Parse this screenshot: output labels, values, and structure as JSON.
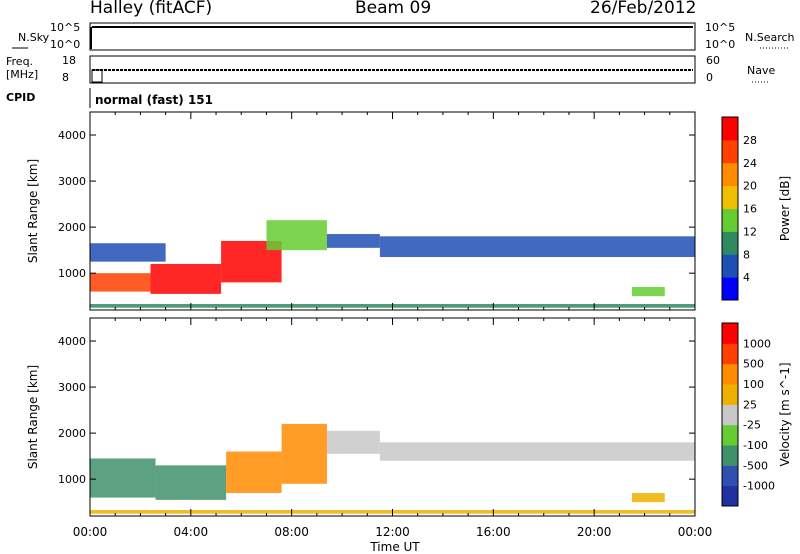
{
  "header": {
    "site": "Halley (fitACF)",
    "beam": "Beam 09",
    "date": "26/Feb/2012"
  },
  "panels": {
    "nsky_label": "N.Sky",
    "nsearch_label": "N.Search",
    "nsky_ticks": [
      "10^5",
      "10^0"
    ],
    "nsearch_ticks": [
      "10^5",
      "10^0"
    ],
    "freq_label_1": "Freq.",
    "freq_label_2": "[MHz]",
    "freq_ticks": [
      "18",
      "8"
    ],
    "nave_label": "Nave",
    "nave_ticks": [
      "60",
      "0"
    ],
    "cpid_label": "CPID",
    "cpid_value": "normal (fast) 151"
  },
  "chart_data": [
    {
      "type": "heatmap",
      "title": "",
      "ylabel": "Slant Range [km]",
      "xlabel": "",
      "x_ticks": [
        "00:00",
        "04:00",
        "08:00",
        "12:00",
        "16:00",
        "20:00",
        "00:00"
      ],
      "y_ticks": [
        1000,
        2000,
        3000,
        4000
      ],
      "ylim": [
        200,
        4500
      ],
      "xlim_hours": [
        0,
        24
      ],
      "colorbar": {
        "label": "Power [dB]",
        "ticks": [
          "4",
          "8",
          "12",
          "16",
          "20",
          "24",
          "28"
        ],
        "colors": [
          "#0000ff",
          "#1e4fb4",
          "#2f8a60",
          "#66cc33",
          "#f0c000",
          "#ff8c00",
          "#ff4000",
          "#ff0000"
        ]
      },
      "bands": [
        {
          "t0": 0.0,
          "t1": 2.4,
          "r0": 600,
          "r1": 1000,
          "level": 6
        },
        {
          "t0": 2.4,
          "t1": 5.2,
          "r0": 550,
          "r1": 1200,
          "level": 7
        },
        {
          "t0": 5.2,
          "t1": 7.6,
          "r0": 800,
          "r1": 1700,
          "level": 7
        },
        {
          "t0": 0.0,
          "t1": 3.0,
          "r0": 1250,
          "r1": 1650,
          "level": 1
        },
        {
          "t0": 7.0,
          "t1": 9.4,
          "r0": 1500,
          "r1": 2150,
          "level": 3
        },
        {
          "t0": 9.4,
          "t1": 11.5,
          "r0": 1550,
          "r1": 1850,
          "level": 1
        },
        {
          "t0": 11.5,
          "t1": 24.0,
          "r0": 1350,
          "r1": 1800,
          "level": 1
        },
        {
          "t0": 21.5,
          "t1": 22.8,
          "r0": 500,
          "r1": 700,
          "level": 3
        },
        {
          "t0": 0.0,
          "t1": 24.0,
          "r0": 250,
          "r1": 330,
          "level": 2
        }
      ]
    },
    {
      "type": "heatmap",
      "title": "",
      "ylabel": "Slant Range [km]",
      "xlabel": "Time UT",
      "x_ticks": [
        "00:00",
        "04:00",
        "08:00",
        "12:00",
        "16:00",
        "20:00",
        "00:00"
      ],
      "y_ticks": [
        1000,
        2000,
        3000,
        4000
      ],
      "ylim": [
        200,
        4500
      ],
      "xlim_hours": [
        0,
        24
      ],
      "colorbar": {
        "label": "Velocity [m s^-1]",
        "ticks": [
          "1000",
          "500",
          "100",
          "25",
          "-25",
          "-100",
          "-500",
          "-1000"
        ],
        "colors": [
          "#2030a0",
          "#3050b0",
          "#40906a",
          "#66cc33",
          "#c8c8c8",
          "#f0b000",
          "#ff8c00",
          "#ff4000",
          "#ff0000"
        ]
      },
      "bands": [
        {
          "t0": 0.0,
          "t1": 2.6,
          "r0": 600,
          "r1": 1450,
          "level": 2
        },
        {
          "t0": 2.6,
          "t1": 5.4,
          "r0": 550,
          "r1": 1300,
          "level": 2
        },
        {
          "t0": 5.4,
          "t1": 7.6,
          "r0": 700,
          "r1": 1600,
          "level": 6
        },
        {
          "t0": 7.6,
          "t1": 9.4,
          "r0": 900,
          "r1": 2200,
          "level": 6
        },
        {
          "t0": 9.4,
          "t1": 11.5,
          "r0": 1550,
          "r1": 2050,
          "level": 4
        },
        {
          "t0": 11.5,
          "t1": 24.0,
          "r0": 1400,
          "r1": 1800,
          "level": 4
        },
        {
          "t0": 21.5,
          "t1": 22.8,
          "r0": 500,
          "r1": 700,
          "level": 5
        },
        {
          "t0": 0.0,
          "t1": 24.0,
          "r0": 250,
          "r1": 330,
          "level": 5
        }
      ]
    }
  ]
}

**Problem:** Restate the data above word for word. Skip every picture.

**Answer to the problem:**
Parse this screenshot: output labels, values, and structure as JSON.
{
  "header": {
    "site": "Halley (fitACF)",
    "beam": "Beam 09",
    "date": "26/Feb/2012"
  },
  "panels": {
    "nsky_label": "N.Sky",
    "nsearch_label": "N.Search",
    "nsky_ticks": [
      "10^5",
      "10^0"
    ],
    "nsearch_ticks": [
      "10^5",
      "10^0"
    ],
    "freq_label_1": "Freq.",
    "freq_label_2": "[MHz]",
    "freq_ticks": [
      "18",
      "8"
    ],
    "nave_label": "Nave",
    "nave_ticks": [
      "60",
      "0"
    ],
    "cpid_label": "CPID",
    "cpid_value": "normal (fast) 151"
  },
  "chart_data": [
    {
      "type": "heatmap",
      "title": "",
      "ylabel": "Slant Range [km]",
      "xlabel": "",
      "x_ticks": [
        "00:00",
        "04:00",
        "08:00",
        "12:00",
        "16:00",
        "20:00",
        "00:00"
      ],
      "y_ticks": [
        1000,
        2000,
        3000,
        4000
      ],
      "ylim": [
        200,
        4500
      ],
      "xlim_hours": [
        0,
        24
      ],
      "colorbar": {
        "label": "Power [dB]",
        "ticks": [
          "4",
          "8",
          "12",
          "16",
          "20",
          "24",
          "28"
        ],
        "colors": [
          "#0000ff",
          "#1e4fb4",
          "#2f8a60",
          "#66cc33",
          "#f0c000",
          "#ff8c00",
          "#ff4000",
          "#ff0000"
        ]
      },
      "bands": [
        {
          "t0": 0.0,
          "t1": 2.4,
          "r0": 600,
          "r1": 1000,
          "level": 6
        },
        {
          "t0": 2.4,
          "t1": 5.2,
          "r0": 550,
          "r1": 1200,
          "level": 7
        },
        {
          "t0": 5.2,
          "t1": 7.6,
          "r0": 800,
          "r1": 1700,
          "level": 7
        },
        {
          "t0": 0.0,
          "t1": 3.0,
          "r0": 1250,
          "r1": 1650,
          "level": 1
        },
        {
          "t0": 7.0,
          "t1": 9.4,
          "r0": 1500,
          "r1": 2150,
          "level": 3
        },
        {
          "t0": 9.4,
          "t1": 11.5,
          "r0": 1550,
          "r1": 1850,
          "level": 1
        },
        {
          "t0": 11.5,
          "t1": 24.0,
          "r0": 1350,
          "r1": 1800,
          "level": 1
        },
        {
          "t0": 21.5,
          "t1": 22.8,
          "r0": 500,
          "r1": 700,
          "level": 3
        },
        {
          "t0": 0.0,
          "t1": 24.0,
          "r0": 250,
          "r1": 330,
          "level": 2
        }
      ]
    },
    {
      "type": "heatmap",
      "title": "",
      "ylabel": "Slant Range [km]",
      "xlabel": "Time UT",
      "x_ticks": [
        "00:00",
        "04:00",
        "08:00",
        "12:00",
        "16:00",
        "20:00",
        "00:00"
      ],
      "y_ticks": [
        1000,
        2000,
        3000,
        4000
      ],
      "ylim": [
        200,
        4500
      ],
      "xlim_hours": [
        0,
        24
      ],
      "colorbar": {
        "label": "Velocity [m s^-1]",
        "ticks": [
          "1000",
          "500",
          "100",
          "25",
          "-25",
          "-100",
          "-500",
          "-1000"
        ],
        "colors": [
          "#2030a0",
          "#3050b0",
          "#40906a",
          "#66cc33",
          "#c8c8c8",
          "#f0b000",
          "#ff8c00",
          "#ff4000",
          "#ff0000"
        ]
      },
      "bands": [
        {
          "t0": 0.0,
          "t1": 2.6,
          "r0": 600,
          "r1": 1450,
          "level": 2
        },
        {
          "t0": 2.6,
          "t1": 5.4,
          "r0": 550,
          "r1": 1300,
          "level": 2
        },
        {
          "t0": 5.4,
          "t1": 7.6,
          "r0": 700,
          "r1": 1600,
          "level": 6
        },
        {
          "t0": 7.6,
          "t1": 9.4,
          "r0": 900,
          "r1": 2200,
          "level": 6
        },
        {
          "t0": 9.4,
          "t1": 11.5,
          "r0": 1550,
          "r1": 2050,
          "level": 4
        },
        {
          "t0": 11.5,
          "t1": 24.0,
          "r0": 1400,
          "r1": 1800,
          "level": 4
        },
        {
          "t0": 21.5,
          "t1": 22.8,
          "r0": 500,
          "r1": 700,
          "level": 5
        },
        {
          "t0": 0.0,
          "t1": 24.0,
          "r0": 250,
          "r1": 330,
          "level": 5
        }
      ]
    }
  ]
}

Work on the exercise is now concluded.